Yapılacak iş 1 → Türk modernleşmesi yazısındaki şu cümleyi İngilizceye çevir: "Çeşitli siyasi mahallelerden entelektüeller, konuyla ilgili birbirinden oldukça farklı okumalar yapmışlardır."
Yapılacak iş 2 → Listenin başından "data-point xyxy=(566,162,585,182)" geçen satıra kadar, o satır da dahil, listedeki satırları hiç değiştirmeden yeniden yaz.

[voiserPlayer]
Türk modernleşmesi ile Türk halkının -özellikle de her cenahtan radikallerin- imtihanı oldukça enteresandır. Çeşitli siyasi mahallelerden entelektüeller, konuyla ilgili birbirinden oldukça farklı okumalar yapmışlardır. En azından 200 yıldır sürdüğünü kolaylıkla söyleyebileceğimiz modernleşme tarihimizin ne olduğu üzerinde anlaşamamış olmamız, tartışmanın güncelliğini korumasını sağlamaktadır.
Fransız İhtilali ile billurlaşan ve Türkiye’ye nüfuz eden akımlar hem Osmanlı İmparatorluğu’nun yöneticilerini hem de muhaliflerini etkilemiştir. III. Selim’in Avrupa’ya büyükelçiler yollayarak Türkiye’ye taşımaya çalıştığı modernite, bir yandan yöneticilerin bildikleri eski dünyaya hoşça kal demeleri gerekliliğini ortaya koyarken, bir yandan da yerel kuvvetlerin sarılıp bırakmak istemedikleri güçlerini törpüleme gerekliliğini yanında getirmiştir.
Belki de bu yüzden, Türk modernleşmesine bugüne kadar yapılan temel eleştiri; sürecin halk nezdinde kabul görmediği ve kabul görmüş olmamasına rağmen devam ettirildiği için başarısız olduğudur. Bu iddia, birkaç tarihi anekdotla ve sürecin etkisiz kaldığı yerlerin parlatılmasıyla aynı sözler etrafında tekrarlanıp durmuştur. Mesela, Türkiye’nin benzer süreçlerden geçen komşularının yaşadıkları göz ardı edilmiştir. Osmanlı İmparatorluğu’nun yerine kurulan ülkeler arasında ya da bulunduğu coğrafyada, kendisiyle karşılaştırılması metodolojik olarak doğru olabilecek ülkelerle karşılaştırıldığında, birçok konuda en “ileride” olan Türkiye’nin başarılı olduğu yerler görmezden gelinirken, absürt bir karşılaştırma olmasına rağmen harf inkılabı üzerinden Japonya ile karşılaştırılmış ve başarısız addedilmiştir.

Veri kayıtları →

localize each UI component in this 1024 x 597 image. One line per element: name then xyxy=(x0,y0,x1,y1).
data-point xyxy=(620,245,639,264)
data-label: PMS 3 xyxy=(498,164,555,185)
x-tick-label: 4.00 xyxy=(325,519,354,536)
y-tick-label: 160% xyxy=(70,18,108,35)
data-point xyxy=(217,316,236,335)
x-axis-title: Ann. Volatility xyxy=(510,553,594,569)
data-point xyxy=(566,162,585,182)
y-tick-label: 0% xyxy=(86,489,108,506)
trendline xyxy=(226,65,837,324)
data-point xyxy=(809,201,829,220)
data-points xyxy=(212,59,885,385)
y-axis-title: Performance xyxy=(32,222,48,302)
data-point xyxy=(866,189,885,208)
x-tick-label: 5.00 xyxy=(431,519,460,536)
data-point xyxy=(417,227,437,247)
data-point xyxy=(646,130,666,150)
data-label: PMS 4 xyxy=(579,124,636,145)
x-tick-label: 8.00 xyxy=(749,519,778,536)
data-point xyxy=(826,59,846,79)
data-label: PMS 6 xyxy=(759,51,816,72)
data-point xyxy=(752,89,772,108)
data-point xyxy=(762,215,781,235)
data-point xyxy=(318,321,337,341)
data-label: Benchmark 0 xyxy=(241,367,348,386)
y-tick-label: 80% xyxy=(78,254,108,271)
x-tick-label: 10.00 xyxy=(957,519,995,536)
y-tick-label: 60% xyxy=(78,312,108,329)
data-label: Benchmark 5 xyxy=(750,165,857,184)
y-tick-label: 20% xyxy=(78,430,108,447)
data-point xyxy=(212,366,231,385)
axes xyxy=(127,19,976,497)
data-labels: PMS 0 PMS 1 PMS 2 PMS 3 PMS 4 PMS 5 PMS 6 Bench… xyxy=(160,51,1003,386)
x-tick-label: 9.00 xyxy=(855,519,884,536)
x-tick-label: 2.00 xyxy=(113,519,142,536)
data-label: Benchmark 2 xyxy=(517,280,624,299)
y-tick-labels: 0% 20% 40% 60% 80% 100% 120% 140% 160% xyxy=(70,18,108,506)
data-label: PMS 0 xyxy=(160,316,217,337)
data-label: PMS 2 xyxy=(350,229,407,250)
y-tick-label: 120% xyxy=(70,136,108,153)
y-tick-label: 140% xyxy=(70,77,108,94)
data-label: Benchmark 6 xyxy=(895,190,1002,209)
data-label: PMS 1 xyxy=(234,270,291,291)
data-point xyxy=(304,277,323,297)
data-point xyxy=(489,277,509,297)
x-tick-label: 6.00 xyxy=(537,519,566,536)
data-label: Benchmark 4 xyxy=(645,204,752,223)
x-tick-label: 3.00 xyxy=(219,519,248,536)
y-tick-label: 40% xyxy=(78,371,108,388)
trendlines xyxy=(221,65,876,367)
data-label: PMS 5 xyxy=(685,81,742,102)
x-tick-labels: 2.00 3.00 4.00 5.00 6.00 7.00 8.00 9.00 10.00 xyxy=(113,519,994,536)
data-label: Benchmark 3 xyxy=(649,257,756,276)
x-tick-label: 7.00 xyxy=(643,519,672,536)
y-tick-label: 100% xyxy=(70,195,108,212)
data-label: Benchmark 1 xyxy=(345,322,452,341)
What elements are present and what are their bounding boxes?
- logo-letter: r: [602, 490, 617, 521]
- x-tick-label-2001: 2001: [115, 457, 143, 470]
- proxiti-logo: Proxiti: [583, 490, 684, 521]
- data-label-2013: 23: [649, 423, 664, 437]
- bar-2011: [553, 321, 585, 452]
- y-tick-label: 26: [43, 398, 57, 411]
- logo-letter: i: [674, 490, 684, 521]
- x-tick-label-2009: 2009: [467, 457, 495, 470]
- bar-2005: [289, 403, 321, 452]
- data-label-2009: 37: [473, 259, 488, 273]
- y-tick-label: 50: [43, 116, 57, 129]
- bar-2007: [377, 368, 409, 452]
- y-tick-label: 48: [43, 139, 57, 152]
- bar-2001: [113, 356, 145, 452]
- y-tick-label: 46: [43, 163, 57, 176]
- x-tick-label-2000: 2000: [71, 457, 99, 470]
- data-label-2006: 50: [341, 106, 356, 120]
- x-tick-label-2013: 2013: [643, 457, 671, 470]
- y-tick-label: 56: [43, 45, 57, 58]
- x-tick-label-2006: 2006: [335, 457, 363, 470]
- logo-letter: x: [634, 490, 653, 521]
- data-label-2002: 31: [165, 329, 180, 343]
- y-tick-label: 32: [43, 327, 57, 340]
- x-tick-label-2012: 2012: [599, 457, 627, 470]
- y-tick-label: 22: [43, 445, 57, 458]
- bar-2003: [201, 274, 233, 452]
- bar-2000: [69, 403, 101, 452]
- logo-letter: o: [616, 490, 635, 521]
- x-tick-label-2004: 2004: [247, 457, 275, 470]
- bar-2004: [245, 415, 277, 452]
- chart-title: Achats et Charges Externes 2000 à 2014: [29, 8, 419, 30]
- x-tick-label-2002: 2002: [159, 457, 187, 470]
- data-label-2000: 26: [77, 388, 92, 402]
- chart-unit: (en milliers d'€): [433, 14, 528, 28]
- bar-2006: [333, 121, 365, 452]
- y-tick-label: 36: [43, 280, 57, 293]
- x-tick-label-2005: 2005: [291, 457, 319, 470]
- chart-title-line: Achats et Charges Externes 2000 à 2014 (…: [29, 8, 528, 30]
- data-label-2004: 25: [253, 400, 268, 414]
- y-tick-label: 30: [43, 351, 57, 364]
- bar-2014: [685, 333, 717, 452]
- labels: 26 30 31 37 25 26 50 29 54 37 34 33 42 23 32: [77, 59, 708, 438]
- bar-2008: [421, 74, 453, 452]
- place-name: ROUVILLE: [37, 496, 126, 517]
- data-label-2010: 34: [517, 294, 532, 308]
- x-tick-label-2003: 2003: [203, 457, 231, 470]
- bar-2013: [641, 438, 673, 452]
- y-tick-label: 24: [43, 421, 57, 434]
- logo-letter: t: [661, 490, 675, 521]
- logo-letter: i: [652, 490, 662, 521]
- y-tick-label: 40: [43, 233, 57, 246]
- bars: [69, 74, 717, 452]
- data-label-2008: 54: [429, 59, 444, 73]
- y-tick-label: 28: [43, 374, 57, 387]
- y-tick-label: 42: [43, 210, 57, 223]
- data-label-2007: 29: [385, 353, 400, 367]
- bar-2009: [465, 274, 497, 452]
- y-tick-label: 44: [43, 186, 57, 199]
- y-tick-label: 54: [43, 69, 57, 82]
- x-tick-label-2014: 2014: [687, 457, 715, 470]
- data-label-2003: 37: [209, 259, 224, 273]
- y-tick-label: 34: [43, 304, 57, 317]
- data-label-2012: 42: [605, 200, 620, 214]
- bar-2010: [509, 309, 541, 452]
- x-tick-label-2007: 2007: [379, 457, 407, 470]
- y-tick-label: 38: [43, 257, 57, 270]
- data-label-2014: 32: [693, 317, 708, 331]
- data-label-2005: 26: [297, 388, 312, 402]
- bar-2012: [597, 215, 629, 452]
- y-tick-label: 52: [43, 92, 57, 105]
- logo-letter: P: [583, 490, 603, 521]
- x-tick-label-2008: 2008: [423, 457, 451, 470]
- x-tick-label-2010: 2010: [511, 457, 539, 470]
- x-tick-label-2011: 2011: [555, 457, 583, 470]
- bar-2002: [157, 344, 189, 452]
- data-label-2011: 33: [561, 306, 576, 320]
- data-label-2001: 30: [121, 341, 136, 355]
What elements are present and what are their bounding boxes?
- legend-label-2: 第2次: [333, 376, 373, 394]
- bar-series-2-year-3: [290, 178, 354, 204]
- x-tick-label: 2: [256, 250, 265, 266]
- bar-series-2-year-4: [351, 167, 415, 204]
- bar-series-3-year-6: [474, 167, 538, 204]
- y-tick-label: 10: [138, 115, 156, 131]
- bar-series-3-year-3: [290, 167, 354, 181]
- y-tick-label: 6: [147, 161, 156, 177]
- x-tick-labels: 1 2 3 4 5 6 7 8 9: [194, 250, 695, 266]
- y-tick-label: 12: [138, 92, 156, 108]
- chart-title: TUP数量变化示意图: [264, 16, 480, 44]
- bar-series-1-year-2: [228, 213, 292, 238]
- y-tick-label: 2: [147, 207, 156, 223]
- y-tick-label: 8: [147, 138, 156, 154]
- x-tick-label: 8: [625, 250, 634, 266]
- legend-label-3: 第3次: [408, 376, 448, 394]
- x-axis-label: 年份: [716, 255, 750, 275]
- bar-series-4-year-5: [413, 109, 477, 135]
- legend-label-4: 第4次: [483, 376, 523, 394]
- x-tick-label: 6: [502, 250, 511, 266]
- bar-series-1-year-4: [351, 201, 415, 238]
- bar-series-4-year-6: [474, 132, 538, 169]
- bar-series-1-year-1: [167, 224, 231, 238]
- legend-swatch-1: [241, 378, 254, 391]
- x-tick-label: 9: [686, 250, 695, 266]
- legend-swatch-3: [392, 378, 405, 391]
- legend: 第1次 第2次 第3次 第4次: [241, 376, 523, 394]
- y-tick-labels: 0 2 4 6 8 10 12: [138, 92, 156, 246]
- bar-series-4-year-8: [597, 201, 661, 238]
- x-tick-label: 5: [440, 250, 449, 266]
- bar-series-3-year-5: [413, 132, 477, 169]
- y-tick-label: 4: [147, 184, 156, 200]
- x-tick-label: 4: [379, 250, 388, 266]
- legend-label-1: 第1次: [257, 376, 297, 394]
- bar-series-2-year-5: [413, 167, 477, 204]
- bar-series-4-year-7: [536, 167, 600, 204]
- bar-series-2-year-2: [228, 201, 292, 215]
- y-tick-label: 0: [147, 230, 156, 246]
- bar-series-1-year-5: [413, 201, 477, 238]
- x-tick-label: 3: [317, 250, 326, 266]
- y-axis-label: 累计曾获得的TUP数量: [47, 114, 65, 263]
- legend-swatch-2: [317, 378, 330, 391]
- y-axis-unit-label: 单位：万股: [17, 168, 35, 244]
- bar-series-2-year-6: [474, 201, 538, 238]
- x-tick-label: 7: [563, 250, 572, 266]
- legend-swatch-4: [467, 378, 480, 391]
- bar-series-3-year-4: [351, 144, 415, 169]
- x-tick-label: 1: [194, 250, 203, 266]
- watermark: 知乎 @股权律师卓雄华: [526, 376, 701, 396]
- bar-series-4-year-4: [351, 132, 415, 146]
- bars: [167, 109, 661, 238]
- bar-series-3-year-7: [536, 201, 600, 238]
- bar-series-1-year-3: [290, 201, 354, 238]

Çözüm 1 → Intellectuals from various political circles have made quite different readings of the subject.

Çözüm 2 →
localize each UI component in this 1024 x 597 image. One line per element: name then xyxy=(x0,y0,x1,y1).
data-point xyxy=(620,245,639,264)
data-label: PMS 3 xyxy=(498,164,555,185)
x-tick-label: 4.00 xyxy=(325,519,354,536)
y-tick-label: 160% xyxy=(70,18,108,35)
data-point xyxy=(217,316,236,335)
x-axis-title: Ann. Volatility xyxy=(510,553,594,569)
data-point xyxy=(566,162,585,182)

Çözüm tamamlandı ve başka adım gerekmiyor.